[Data records]:
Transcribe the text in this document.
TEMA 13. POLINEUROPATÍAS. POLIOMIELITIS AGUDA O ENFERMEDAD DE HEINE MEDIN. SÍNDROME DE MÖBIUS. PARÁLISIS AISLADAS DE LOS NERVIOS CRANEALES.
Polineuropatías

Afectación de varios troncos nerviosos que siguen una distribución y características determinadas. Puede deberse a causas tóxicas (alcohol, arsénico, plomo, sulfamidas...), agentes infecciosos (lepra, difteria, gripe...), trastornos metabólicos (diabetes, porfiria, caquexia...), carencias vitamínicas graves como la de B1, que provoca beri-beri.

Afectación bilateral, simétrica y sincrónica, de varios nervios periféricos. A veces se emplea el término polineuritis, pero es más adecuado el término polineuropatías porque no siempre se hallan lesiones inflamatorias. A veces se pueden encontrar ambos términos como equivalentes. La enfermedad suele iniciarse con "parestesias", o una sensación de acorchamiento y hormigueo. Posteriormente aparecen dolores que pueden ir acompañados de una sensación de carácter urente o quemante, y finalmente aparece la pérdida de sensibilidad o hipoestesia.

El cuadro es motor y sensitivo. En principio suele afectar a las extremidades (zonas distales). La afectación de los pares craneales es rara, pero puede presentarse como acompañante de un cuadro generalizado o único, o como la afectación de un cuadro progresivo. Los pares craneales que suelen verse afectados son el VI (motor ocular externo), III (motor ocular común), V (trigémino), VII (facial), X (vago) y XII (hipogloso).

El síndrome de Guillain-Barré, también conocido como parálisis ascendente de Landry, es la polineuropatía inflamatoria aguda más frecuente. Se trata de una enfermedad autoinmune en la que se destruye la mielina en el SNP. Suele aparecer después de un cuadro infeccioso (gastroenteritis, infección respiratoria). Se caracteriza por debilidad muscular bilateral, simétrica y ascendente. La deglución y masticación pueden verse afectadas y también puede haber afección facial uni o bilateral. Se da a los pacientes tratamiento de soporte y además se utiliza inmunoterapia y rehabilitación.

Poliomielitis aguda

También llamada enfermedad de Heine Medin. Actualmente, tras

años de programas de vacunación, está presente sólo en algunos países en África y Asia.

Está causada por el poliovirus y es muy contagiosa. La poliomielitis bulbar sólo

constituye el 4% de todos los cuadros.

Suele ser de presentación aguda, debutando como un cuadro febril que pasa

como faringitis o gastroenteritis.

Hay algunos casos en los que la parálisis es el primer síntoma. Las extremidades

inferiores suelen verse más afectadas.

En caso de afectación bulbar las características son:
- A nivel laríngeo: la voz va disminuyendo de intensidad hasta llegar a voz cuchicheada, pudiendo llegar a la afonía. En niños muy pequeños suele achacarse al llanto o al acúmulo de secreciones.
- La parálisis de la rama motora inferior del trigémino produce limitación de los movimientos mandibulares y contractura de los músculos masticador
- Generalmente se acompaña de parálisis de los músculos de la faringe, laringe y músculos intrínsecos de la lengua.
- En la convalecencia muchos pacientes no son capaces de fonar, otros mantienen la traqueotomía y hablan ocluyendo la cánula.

[Exercise objective]: Each record above has to be set down again, exactly and completely.

[Finished exercise]:
Transcribe the text in this document.
TEMA 13. POLINEUROPATÍAS. POLIOMIELITIS AGUDA O ENFERMEDAD DE HEINE MEDIN. SÍNDROME DE MÖBIUS. PARÁLISIS AISLADAS DE LOS NERVIOS CRANEALES.
Polineuropatías

Afectación de varios troncos nerviosos que siguen una distribución y características determinadas. Puede deberse a causas tóxicas (alcohol, arsénico, plomo, sulfamidas...), agentes infecciosos (lepra, difteria, gripe...), trastornos metabólicos (diabetes, porfiria, caquexia...), carencias vitamínicas graves como la de B1, que provoca beri-beri.

Afectación bilateral, simétrica y sincrónica, de varios nervios periféricos. A veces se emplea el término polineuritis, pero es más adecuado el término polineuropatías porque no siempre se hallan lesiones inflamatorias. A veces se pueden encontrar ambos términos como equivalentes. La enfermedad suele iniciarse con "parestesias", o una sensación de acorchamiento y hormigueo. Posteriormente aparecen dolores que pueden ir acompañados de una sensación de carácter urente o quemante, y finalmente aparece la pérdida de sensibilidad o hipoestesia.

El cuadro es motor y sensitivo. En principio suele afectar a las extremidades (zonas distales). La afectación de los pares craneales es rara, pero puede presentarse como acompañante de un cuadro generalizado o único, o como la afectación de un cuadro progresivo. Los pares craneales que suelen verse afectados son el VI (motor ocular externo), III (motor ocular común), V (trigémino), VII (facial), X (vago) y XII (hipogloso).

El síndrome de Guillain-Barré, también conocido como parálisis ascendente de Landry, es la polineuropatía inflamatoria aguda más frecuente. Se trata de una enfermedad autoinmune en la que se destruye la mielina en el SNP. Suele aparecer después de un cuadro infeccioso (gastroenteritis, infección respiratoria). Se caracteriza por debilidad muscular bilateral, simétrica y ascendente. La deglución y masticación pueden verse afectadas y también puede haber afección facial uni o bilateral. Se da a los pacientes tratamiento de soporte y además se utiliza inmunoterapia y rehabilitación.

Poliomielitis aguda

También llamada enfermedad de Heine Medin. Actualmente, tras

años de programas de vacunación, está presente sólo en algunos países en África y Asia.

Está causada por el poliovirus y es muy contagiosa. La poliomielitis bulbar sólo

constituye el 4% de todos los cuadros.

Suele ser de presentación aguda, debutando como un cuadro febril que pasa

como faringitis o gastroenteritis.

Hay algunos casos en los que la parálisis es el primer síntoma. Las extremidades

inferiores suelen verse más afectadas.

En caso de afectación bulbar las características son:
- A nivel laríngeo: la voz va disminuyendo de intensidad hasta llegar a voz cuchicheada, pudiendo llegar a la afonía. En niños muy pequeños suele achacarse al llanto o al acúmulo de secreciones.
- La parálisis de la rama motora inferior del trigémino produce limitación de los movimientos mandibulares y contractura de los músculos masticador
- Generalmente se acompaña de parálisis de los músculos de la faringe, laringe y músculos intrínsecos de la lengua.
- En la convalecencia muchos pacientes no son capaces de fonar, otros mantienen la traqueotomía y hablan ocluyendo la cánula.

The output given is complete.